[start of Data to process]
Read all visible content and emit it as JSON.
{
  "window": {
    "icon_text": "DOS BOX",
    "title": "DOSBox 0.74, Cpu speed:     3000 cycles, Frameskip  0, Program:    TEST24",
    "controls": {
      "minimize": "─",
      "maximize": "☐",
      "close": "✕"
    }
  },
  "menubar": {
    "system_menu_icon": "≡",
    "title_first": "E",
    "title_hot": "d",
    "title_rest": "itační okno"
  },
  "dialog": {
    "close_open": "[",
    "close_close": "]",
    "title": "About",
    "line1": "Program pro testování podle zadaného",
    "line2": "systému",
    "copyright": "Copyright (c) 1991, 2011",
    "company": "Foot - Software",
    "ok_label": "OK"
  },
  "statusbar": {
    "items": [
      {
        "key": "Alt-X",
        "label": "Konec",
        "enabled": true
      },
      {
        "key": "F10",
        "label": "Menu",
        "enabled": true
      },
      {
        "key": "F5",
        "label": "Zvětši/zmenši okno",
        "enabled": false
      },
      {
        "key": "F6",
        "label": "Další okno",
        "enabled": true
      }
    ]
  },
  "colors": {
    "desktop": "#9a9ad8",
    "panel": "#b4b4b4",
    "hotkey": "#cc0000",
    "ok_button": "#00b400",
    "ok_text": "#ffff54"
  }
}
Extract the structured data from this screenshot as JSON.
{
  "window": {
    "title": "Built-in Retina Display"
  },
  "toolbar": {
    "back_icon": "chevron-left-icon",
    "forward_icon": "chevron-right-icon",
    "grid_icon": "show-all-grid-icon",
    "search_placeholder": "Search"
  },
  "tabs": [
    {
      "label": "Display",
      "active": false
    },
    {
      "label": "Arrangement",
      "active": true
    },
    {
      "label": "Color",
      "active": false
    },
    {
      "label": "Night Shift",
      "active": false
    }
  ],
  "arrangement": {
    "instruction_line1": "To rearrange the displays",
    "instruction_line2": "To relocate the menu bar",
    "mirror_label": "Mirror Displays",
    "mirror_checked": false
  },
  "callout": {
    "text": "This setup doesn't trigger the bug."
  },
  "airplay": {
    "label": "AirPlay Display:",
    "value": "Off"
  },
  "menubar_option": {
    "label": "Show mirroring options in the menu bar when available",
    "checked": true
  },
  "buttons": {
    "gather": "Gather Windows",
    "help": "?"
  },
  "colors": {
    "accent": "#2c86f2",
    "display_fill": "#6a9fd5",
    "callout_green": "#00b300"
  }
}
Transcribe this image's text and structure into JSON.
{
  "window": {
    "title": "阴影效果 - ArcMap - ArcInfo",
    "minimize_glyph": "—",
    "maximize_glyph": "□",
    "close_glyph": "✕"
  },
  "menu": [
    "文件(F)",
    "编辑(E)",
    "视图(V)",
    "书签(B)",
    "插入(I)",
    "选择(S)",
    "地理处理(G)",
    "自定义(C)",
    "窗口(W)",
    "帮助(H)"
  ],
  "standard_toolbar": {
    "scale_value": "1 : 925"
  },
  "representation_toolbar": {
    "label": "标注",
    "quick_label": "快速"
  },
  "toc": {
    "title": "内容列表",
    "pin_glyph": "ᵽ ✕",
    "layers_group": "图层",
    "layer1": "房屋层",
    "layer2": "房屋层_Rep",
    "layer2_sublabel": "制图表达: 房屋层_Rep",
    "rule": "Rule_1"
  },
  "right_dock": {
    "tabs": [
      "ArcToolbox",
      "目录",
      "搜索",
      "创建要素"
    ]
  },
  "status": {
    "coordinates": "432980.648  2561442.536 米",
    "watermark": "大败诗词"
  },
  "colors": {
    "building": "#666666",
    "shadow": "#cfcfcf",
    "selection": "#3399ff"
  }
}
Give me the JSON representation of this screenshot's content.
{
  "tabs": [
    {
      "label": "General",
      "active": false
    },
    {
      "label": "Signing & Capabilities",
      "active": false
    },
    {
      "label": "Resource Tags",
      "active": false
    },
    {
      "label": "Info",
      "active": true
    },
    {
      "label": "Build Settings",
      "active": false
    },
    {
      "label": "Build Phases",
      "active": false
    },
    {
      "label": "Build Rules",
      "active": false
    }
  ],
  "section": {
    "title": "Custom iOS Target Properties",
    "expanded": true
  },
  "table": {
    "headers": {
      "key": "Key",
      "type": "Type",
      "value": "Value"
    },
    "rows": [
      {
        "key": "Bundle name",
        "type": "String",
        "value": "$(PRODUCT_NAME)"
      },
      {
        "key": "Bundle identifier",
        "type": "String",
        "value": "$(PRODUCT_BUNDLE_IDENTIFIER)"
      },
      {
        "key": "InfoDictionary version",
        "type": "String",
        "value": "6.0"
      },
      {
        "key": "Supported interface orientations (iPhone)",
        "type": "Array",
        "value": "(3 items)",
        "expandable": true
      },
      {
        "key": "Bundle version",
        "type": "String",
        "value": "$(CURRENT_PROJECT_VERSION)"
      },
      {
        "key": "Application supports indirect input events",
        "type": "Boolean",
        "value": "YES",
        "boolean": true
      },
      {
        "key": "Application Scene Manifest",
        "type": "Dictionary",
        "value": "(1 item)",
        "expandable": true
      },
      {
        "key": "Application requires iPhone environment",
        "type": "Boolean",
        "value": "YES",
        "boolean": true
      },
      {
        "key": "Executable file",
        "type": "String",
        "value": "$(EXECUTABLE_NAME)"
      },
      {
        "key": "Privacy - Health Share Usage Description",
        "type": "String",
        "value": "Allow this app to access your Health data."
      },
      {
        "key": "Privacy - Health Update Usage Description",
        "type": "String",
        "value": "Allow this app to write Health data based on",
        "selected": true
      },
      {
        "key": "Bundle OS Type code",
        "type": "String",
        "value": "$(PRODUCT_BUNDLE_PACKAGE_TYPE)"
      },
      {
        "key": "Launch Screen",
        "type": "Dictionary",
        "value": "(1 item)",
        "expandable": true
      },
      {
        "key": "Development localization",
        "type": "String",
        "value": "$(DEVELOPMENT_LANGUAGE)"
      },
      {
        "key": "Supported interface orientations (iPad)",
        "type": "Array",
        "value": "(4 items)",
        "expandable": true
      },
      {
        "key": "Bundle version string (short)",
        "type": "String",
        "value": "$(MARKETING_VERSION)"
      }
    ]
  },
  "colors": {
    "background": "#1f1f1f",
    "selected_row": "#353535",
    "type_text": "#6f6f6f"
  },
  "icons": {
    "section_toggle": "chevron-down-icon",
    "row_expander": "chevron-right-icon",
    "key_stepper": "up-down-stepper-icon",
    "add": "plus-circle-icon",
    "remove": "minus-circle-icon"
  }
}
[end of Data to process]
Repeat every line of the data, exactly and in full.

Read all visible content and emit it as JSON.
{
  "window": {
    "icon_text": "DOS BOX",
    "title": "DOSBox 0.74, Cpu speed:     3000 cycles, Frameskip  0, Program:    TEST24",
    "controls": {
      "minimize": "─",
      "maximize": "☐",
      "close": "✕"
    }
  },
  "menubar": {
    "system_menu_icon": "≡",
    "title_first": "E",
    "title_hot": "d",
    "title_rest": "itační okno"
  },
  "dialog": {
    "close_open": "[",
    "close_close": "]",
    "title": "About",
    "line1": "Program pro testování podle zadaného",
    "line2": "systému",
    "copyright": "Copyright (c) 1991, 2011",
    "company": "Foot - Software",
    "ok_label": "OK"
  },
  "statusbar": {
    "items": [
      {
        "key": "Alt-X",
        "label": "Konec",
        "enabled": true
      },
      {
        "key": "F10",
        "label": "Menu",
        "enabled": true
      },
      {
        "key": "F5",
        "label": "Zvětši/zmenši okno",
        "enabled": false
      },
      {
        "key": "F6",
        "label": "Další okno",
        "enabled": true
      }
    ]
  },
  "colors": {
    "desktop": "#9a9ad8",
    "panel": "#b4b4b4",
    "hotkey": "#cc0000",
    "ok_button": "#00b400",
    "ok_text": "#ffff54"
  }
}
Extract the structured data from this screenshot as JSON.
{
  "window": {
    "title": "Built-in Retina Display"
  },
  "toolbar": {
    "back_icon": "chevron-left-icon",
    "forward_icon": "chevron-right-icon",
    "grid_icon": "show-all-grid-icon",
    "search_placeholder": "Search"
  },
  "tabs": [
    {
      "label": "Display",
      "active": false
    },
    {
      "label": "Arrangement",
      "active": true
    },
    {
      "label": "Color",
      "active": false
    },
    {
      "label": "Night Shift",
      "active": false
    }
  ],
  "arrangement": {
    "instruction_line1": "To rearrange the displays",
    "instruction_line2": "To relocate the menu bar",
    "mirror_label": "Mirror Displays",
    "mirror_checked": false
  },
  "callout": {
    "text": "This setup doesn't trigger the bug."
  },
  "airplay": {
    "label": "AirPlay Display:",
    "value": "Off"
  },
  "menubar_option": {
    "label": "Show mirroring options in the menu bar when available",
    "checked": true
  },
  "buttons": {
    "gather": "Gather Windows",
    "help": "?"
  },
  "colors": {
    "accent": "#2c86f2",
    "display_fill": "#6a9fd5",
    "callout_green": "#00b300"
  }
}
Transcribe this image's text and structure into JSON.
{
  "window": {
    "title": "阴影效果 - ArcMap - ArcInfo",
    "minimize_glyph": "—",
    "maximize_glyph": "□",
    "close_glyph": "✕"
  },
  "menu": [
    "文件(F)",
    "编辑(E)",
    "视图(V)",
    "书签(B)",
    "插入(I)",
    "选择(S)",
    "地理处理(G)",
    "自定义(C)",
    "窗口(W)",
    "帮助(H)"
  ],
  "standard_toolbar": {
    "scale_value": "1 : 925"
  },
  "representation_toolbar": {
    "label": "标注",
    "quick_label": "快速"
  },
  "toc": {
    "title": "内容列表",
    "pin_glyph": "ᵽ ✕",
    "layers_group": "图层",
    "layer1": "房屋层",
    "layer2": "房屋层_Rep",
    "layer2_sublabel": "制图表达: 房屋层_Rep",
    "rule": "Rule_1"
  },
  "right_dock": {
    "tabs": [
      "ArcToolbox",
      "目录",
      "搜索",
      "创建要素"
    ]
  },
  "status": {
    "coordinates": "432980.648  2561442.536 米",
    "watermark": "大败诗词"
  },
  "colors": {
    "building": "#666666",
    "shadow": "#cfcfcf",
    "selection": "#3399ff"
  }
}
Give me the JSON representation of this screenshot's content.
{
  "tabs": [
    {
      "label": "General",
      "active": false
    },
    {
      "label": "Signing & Capabilities",
      "active": false
    },
    {
      "label": "Resource Tags",
      "active": false
    },
    {
      "label": "Info",
      "active": true
    },
    {
      "label": "Build Settings",
      "active": false
    },
    {
      "label": "Build Phases",
      "active": false
    },
    {
      "label": "Build Rules",
      "active": false
    }
  ],
  "section": {
    "title": "Custom iOS Target Properties",
    "expanded": true
  },
  "table": {
    "headers": {
      "key": "Key",
      "type": "Type",
      "value": "Value"
    },
    "rows": [
      {
        "key": "Bundle name",
        "type": "String",
        "value": "$(PRODUCT_NAME)"
      },
      {
        "key": "Bundle identifier",
        "type": "String",
        "value": "$(PRODUCT_BUNDLE_IDENTIFIER)"
      },
      {
        "key": "InfoDictionary version",
        "type": "String",
        "value": "6.0"
      },
      {
        "key": "Supported interface orientations (iPhone)",
        "type": "Array",
        "value": "(3 items)",
        "expandable": true
      },
      {
        "key": "Bundle version",
        "type": "String",
        "value": "$(CURRENT_PROJECT_VERSION)"
      },
      {
        "key": "Application supports indirect input events",
        "type": "Boolean",
        "value": "YES",
        "boolean": true
      },
      {
        "key": "Application Scene Manifest",
        "type": "Dictionary",
        "value": "(1 item)",
        "expandable": true
      },
      {
        "key": "Application requires iPhone environment",
        "type": "Boolean",
        "value": "YES",
        "boolean": true
      },
      {
        "key": "Executable file",
        "type": "String",
        "value": "$(EXECUTABLE_NAME)"
      },
      {
        "key": "Privacy - Health Share Usage Description",
        "type": "String",
        "value": "Allow this app to access your Health data."
      },
      {
        "key": "Privacy - Health Update Usage Description",
        "type": "String",
        "value": "Allow this app to write Health data based on",
        "selected": true
      },
      {
        "key": "Bundle OS Type code",
        "type": "String",
        "value": "$(PRODUCT_BUNDLE_PACKAGE_TYPE)"
      },
      {
        "key": "Launch Screen",
        "type": "Dictionary",
        "value": "(1 item)",
        "expandable": true
      },
      {
        "key": "Development localization",
        "type": "String",
        "value": "$(DEVELOPMENT_LANGUAGE)"
      },
      {
        "key": "Supported interface orientations (iPad)",
        "type": "Array",
        "value": "(4 items)",
        "expandable": true
      },
      {
        "key": "Bundle version string (short)",
        "type": "String",
        "value": "$(MARKETING_VERSION)"
      }
    ]
  },
  "colors": {
    "background": "#1f1f1f",
    "selected_row": "#353535",
    "type_text": "#6f6f6f"
  },
  "icons": {
    "section_toggle": "chevron-down-icon",
    "row_expander": "chevron-right-icon",
    "key_stepper": "up-down-stepper-icon",
    "add": "plus-circle-icon",
    "remove": "minus-circle-icon"
  }
}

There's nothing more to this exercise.